# Start of RECORDS FOR PROCESSING

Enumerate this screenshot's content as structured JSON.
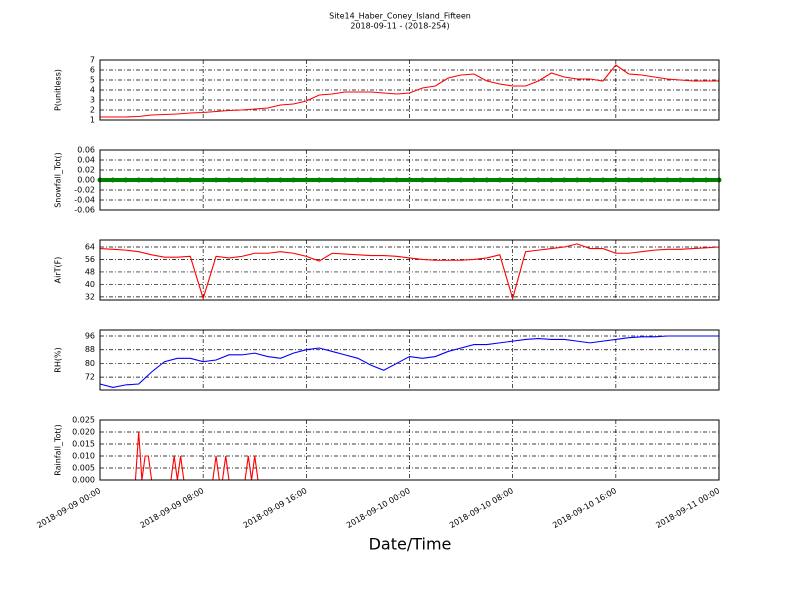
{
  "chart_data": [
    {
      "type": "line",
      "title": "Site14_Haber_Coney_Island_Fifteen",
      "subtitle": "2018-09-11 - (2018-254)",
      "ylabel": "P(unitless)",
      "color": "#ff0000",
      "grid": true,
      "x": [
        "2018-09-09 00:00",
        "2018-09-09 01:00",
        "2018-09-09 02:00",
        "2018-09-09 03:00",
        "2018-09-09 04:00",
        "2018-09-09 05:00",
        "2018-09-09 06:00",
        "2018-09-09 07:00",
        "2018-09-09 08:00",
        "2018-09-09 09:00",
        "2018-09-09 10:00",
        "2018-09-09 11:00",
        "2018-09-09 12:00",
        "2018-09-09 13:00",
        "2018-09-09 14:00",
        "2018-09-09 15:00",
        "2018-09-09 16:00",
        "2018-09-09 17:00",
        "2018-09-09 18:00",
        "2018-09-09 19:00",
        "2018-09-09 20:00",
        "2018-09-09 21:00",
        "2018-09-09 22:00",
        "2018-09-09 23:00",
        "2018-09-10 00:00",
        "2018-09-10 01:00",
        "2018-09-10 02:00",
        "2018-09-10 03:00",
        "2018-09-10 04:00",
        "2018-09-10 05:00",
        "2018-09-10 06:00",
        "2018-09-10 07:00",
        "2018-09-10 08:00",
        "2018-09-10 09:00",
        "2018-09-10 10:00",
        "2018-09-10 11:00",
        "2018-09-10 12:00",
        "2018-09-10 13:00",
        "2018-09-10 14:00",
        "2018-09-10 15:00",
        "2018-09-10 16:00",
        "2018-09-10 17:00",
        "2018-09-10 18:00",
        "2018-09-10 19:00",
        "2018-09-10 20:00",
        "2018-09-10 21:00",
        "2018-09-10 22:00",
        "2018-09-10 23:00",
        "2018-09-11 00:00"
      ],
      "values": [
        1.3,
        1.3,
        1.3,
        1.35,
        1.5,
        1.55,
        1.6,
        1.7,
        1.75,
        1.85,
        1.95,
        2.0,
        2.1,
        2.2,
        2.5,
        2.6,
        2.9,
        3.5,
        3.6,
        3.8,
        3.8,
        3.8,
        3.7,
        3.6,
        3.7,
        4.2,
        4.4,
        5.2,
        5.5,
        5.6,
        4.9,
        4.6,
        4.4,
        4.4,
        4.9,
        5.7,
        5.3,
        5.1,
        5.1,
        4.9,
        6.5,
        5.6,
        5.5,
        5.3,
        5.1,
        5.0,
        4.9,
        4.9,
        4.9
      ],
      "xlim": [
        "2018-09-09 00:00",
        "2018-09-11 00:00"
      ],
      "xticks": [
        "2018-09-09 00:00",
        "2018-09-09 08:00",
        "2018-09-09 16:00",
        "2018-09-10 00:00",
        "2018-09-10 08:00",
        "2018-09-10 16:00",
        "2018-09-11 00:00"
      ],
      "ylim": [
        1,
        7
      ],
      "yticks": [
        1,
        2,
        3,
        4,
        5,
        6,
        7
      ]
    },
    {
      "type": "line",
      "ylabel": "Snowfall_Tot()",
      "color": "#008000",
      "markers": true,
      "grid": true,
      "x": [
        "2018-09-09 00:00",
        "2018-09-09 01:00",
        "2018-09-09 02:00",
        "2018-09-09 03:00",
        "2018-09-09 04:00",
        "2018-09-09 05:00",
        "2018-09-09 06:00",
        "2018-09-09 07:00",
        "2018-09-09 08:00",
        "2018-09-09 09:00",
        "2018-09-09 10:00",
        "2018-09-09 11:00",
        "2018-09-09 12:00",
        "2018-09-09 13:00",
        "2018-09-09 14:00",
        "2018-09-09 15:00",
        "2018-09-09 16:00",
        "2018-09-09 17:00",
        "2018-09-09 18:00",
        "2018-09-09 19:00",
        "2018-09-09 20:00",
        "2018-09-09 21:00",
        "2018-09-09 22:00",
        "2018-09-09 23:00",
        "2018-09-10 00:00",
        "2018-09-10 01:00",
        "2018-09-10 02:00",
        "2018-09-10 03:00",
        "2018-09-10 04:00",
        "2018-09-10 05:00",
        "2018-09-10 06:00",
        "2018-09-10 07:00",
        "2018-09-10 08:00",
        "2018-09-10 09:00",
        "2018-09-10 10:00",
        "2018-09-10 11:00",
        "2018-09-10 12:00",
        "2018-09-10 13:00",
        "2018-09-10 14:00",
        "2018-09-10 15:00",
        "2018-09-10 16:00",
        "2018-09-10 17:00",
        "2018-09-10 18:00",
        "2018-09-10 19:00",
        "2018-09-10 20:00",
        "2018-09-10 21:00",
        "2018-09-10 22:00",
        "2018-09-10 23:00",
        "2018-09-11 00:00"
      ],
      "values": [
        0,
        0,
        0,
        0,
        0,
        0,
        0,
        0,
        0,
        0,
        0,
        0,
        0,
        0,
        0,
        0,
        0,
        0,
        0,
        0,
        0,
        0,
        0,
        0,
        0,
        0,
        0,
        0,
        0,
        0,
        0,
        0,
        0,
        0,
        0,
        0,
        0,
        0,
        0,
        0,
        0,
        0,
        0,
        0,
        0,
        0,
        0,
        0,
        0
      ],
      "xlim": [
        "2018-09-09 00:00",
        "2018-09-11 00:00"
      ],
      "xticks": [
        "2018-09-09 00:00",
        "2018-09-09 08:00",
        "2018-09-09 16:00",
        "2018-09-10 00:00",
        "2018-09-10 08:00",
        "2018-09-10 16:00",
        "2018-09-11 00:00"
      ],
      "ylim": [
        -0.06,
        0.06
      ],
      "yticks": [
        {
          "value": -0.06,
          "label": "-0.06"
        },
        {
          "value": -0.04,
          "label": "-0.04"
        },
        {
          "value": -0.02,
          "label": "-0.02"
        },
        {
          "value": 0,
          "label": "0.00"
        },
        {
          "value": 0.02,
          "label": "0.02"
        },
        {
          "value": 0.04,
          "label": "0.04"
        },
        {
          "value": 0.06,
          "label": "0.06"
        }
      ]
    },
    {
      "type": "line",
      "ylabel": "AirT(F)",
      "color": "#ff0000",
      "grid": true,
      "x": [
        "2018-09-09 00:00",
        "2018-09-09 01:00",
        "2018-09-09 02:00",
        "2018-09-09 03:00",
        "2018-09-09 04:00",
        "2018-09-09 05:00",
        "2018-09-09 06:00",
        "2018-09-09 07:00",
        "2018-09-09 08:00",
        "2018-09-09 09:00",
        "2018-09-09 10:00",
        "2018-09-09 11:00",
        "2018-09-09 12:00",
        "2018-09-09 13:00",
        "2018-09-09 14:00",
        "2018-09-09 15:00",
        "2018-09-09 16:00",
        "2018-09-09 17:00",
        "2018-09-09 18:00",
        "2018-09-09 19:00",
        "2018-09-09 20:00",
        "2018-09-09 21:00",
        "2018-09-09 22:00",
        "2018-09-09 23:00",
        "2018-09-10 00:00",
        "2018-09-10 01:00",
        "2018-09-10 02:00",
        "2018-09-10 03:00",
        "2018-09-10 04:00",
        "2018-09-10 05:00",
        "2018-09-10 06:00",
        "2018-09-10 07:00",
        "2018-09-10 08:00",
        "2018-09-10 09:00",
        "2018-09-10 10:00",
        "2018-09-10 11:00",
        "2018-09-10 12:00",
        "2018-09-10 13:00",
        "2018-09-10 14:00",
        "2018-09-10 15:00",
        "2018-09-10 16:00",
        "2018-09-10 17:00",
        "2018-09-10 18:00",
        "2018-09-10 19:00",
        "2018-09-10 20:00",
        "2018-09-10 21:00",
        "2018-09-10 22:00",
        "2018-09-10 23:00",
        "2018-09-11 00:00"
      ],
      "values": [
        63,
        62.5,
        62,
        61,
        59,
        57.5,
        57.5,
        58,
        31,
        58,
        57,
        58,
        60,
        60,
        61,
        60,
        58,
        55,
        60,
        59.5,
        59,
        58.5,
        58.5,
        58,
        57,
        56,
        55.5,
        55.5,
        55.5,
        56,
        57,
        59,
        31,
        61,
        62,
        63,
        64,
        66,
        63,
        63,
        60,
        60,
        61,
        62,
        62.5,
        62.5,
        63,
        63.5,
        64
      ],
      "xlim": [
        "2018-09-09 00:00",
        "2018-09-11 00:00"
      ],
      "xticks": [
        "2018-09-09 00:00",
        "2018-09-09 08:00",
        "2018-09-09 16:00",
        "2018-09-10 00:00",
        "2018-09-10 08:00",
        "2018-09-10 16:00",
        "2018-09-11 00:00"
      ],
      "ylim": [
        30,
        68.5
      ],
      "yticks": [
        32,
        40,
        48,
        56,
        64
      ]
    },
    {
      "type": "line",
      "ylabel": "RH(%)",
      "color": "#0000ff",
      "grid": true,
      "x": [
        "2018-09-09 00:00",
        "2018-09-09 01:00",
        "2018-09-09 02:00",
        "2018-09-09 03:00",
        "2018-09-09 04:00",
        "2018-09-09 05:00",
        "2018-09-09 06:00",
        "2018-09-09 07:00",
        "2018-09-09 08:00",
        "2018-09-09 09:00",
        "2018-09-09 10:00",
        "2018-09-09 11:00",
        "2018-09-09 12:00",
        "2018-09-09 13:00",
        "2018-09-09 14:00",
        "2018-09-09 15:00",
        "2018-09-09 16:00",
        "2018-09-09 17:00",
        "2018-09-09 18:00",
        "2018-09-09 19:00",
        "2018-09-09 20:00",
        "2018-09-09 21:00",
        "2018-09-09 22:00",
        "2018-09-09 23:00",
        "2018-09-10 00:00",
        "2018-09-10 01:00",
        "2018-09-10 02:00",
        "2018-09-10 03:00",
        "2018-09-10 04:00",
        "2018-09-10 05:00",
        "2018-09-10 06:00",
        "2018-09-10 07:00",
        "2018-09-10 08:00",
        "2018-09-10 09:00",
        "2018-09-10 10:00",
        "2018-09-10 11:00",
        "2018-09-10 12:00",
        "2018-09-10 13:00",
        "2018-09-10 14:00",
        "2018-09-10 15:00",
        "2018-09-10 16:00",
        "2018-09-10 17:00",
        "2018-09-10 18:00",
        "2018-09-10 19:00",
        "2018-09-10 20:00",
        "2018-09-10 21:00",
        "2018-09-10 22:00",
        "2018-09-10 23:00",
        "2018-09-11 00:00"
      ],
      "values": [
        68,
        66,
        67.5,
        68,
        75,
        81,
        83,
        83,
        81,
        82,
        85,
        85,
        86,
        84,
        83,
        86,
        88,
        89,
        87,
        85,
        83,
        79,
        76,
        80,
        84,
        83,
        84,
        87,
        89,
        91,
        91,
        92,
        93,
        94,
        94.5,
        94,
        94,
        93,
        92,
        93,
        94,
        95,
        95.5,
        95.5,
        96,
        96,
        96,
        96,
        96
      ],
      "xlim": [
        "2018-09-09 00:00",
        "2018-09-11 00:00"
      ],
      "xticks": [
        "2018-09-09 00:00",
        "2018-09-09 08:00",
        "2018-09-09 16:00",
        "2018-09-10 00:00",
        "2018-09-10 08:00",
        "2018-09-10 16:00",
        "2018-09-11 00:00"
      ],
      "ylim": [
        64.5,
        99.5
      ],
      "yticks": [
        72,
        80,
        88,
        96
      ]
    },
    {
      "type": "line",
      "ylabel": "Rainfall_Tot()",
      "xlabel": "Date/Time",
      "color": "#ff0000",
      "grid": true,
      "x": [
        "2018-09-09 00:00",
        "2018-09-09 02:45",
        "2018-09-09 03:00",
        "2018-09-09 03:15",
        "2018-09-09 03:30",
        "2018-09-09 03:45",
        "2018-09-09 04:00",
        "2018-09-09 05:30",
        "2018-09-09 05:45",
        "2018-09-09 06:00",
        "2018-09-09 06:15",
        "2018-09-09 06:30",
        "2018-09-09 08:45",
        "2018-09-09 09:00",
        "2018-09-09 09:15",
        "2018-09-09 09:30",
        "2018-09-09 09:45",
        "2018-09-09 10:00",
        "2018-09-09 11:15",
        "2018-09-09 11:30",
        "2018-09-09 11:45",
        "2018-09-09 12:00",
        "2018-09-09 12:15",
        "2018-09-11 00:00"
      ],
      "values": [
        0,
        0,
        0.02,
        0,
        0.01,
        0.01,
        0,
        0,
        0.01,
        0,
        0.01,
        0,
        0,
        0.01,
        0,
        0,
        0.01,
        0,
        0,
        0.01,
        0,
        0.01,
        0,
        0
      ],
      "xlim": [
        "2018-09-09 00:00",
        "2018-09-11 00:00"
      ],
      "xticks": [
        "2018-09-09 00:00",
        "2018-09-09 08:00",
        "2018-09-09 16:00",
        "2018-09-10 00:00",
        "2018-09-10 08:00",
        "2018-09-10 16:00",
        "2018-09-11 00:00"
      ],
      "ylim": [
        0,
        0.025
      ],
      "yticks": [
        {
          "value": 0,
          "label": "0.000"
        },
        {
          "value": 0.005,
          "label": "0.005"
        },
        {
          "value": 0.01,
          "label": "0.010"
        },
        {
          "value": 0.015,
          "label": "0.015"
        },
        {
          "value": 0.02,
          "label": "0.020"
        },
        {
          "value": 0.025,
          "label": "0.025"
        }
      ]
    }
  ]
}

# End of RECORDS FOR PROCESSING

*AIM*
Which lines above hold the word "ylabel"? Copy each of them.

*SOLUTION*
      "ylabel": "P(unitless)",
      "ylabel": "Snowfall_Tot()",
      "ylabel": "AirT(F)",
      "ylabel": "RH(%)",
      "ylabel": "Rainfall_Tot()",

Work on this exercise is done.